====== Material supplied ======

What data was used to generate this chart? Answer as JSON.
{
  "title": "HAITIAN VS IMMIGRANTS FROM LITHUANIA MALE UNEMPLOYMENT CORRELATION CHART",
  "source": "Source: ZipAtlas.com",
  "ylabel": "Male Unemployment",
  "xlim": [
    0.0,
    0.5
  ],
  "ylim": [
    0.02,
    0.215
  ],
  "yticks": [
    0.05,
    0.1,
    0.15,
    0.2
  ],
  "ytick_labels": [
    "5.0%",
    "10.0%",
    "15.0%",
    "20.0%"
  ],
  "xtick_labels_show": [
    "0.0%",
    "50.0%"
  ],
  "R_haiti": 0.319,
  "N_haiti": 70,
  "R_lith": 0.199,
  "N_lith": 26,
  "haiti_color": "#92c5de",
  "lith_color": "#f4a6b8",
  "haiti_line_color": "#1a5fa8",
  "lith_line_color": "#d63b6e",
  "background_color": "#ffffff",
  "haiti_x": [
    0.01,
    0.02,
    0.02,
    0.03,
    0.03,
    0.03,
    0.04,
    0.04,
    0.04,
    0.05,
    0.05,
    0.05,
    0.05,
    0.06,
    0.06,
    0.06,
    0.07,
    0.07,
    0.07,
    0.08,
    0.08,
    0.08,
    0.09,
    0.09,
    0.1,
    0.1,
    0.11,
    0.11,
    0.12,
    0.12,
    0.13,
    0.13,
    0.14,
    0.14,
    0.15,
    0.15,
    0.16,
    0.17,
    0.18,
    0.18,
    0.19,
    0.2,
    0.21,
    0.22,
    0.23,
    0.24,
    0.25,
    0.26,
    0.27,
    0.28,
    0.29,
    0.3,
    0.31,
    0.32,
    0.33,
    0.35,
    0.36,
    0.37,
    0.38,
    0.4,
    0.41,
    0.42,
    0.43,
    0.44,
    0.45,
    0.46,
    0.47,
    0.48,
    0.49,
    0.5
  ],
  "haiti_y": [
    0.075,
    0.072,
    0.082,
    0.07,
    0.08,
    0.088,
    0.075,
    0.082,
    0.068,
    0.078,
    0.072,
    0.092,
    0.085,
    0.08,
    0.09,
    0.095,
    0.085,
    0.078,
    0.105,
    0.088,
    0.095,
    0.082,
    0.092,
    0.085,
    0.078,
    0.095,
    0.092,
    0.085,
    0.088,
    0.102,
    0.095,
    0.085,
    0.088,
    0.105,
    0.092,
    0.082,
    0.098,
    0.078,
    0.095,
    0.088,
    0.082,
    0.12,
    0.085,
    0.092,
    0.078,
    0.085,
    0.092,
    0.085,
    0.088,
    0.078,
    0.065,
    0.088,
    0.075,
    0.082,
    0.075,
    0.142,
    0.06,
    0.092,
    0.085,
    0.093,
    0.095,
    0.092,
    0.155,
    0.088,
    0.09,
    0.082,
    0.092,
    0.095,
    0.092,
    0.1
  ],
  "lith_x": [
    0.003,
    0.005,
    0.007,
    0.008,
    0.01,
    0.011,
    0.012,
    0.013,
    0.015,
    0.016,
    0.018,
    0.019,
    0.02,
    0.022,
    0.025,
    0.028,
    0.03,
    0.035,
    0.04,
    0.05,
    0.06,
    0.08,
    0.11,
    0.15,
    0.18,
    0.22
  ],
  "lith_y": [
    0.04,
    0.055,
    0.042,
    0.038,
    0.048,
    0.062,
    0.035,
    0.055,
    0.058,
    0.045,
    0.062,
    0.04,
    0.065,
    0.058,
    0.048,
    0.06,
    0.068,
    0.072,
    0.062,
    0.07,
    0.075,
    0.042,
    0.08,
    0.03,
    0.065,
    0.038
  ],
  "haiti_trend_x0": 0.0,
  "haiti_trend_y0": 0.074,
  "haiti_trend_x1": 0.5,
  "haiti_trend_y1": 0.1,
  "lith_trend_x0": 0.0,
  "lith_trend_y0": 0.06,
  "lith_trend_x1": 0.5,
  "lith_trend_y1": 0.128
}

======
====== Material supplied ======

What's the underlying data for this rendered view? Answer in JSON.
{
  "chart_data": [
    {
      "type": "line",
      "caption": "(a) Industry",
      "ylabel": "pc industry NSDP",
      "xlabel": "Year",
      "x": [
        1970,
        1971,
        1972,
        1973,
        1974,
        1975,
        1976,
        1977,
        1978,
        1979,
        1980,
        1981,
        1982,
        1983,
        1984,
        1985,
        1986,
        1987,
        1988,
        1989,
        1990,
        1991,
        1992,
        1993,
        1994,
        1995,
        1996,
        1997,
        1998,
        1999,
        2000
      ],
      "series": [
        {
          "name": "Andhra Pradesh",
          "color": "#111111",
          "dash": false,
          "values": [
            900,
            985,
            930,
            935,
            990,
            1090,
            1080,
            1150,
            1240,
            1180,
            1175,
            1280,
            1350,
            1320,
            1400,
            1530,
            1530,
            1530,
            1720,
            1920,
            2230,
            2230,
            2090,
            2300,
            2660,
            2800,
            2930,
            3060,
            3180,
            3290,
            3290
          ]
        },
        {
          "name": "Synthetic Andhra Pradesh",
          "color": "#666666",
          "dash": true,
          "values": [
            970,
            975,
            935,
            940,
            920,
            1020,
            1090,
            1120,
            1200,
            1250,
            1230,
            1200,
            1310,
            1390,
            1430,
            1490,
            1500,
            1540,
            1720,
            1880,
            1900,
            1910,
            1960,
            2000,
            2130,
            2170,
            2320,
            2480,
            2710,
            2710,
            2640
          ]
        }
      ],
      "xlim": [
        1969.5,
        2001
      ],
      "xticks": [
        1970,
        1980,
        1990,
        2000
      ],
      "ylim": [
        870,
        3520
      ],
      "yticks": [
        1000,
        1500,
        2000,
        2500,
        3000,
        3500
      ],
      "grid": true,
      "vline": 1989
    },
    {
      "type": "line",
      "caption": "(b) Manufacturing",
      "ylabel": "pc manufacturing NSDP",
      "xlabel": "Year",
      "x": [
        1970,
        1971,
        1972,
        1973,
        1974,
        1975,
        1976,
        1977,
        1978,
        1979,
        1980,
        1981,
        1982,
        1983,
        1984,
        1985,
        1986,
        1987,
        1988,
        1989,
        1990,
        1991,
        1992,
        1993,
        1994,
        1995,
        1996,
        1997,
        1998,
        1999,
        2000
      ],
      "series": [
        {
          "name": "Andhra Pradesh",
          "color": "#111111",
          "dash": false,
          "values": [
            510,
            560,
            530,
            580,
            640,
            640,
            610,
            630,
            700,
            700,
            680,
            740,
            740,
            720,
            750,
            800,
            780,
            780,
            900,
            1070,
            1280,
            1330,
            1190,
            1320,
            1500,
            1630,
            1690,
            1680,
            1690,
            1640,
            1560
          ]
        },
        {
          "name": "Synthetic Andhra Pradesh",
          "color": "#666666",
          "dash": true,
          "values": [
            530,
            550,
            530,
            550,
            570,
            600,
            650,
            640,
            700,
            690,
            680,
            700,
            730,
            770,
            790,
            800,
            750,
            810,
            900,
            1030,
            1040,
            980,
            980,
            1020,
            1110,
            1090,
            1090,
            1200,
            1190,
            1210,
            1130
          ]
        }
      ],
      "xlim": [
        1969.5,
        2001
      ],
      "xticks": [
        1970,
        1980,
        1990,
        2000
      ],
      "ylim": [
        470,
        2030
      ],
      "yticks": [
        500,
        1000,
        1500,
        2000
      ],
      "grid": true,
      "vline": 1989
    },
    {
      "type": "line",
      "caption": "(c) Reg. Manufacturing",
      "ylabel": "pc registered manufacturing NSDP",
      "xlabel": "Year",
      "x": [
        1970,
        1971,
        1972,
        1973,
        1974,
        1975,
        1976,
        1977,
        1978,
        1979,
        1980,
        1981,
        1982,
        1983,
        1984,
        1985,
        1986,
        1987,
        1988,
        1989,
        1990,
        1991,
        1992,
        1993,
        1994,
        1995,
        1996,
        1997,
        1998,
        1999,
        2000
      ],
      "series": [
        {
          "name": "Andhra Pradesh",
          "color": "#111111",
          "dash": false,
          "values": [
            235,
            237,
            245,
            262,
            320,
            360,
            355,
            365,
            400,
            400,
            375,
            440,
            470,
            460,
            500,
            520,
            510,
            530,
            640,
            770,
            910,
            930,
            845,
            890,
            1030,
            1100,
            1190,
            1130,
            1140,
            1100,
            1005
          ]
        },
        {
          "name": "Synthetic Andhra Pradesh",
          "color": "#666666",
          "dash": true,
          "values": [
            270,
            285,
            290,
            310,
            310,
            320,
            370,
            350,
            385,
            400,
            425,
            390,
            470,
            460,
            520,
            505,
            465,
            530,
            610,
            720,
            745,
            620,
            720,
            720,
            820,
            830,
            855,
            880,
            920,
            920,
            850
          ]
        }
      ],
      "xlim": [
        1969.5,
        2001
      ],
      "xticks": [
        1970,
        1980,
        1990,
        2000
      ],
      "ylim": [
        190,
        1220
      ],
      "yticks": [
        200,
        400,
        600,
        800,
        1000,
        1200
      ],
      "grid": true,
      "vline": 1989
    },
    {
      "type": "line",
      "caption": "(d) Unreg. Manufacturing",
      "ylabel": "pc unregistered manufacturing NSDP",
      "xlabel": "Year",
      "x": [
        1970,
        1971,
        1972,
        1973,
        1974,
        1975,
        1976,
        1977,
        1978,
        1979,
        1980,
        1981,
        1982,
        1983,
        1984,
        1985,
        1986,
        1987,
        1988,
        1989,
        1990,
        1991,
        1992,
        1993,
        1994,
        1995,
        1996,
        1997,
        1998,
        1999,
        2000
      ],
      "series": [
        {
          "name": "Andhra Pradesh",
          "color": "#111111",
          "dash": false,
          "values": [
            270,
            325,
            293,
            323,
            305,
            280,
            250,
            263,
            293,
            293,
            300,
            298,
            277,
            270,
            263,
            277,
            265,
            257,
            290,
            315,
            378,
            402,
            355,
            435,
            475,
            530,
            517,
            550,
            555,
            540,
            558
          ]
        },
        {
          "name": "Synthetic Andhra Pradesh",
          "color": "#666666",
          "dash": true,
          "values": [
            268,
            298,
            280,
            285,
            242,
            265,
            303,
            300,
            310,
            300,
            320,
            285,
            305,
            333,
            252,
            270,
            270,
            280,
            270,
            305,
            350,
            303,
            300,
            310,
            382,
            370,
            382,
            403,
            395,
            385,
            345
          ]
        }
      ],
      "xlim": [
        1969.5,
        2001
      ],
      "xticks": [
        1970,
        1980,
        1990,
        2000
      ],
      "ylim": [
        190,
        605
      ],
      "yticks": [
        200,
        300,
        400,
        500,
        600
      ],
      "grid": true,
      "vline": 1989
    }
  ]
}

======
====== Material supplied ======

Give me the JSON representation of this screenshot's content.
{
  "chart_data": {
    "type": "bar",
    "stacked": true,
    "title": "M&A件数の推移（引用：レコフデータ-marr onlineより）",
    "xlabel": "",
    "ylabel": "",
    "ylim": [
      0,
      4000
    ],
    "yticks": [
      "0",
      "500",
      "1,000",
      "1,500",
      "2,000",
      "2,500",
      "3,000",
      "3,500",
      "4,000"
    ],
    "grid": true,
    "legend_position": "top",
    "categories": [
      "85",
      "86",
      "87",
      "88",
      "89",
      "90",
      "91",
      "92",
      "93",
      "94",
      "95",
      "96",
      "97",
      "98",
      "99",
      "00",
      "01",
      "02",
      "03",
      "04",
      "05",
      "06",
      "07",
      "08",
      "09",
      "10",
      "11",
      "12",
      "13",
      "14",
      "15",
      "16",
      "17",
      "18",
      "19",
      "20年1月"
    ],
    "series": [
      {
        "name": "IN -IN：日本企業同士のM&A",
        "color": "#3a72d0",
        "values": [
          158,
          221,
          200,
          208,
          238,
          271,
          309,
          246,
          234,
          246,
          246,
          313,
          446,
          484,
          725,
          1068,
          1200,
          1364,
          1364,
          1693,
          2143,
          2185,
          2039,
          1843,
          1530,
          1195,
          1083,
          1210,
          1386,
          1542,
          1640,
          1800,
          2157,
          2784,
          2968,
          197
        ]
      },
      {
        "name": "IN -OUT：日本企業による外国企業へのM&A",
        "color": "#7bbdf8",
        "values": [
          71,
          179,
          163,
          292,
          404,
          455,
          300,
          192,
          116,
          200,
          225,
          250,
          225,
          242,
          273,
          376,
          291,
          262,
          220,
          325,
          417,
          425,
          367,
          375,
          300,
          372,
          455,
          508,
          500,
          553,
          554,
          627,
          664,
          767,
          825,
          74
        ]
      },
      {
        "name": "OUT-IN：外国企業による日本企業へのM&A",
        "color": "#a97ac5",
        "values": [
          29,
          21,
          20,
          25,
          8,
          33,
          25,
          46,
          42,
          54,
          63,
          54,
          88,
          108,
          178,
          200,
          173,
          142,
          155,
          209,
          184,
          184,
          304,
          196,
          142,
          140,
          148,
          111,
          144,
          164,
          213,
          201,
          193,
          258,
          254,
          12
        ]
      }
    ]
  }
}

======

[What the exercise asks] Select the lines in this material that hold the word "NSDP", leaving none out.

[Solution below]
      "ylabel": "pc industry NSDP",
      "ylabel": "pc manufacturing NSDP",
      "ylabel": "pc registered manufacturing NSDP",
      "ylabel": "pc unregistered manufacturing NSDP",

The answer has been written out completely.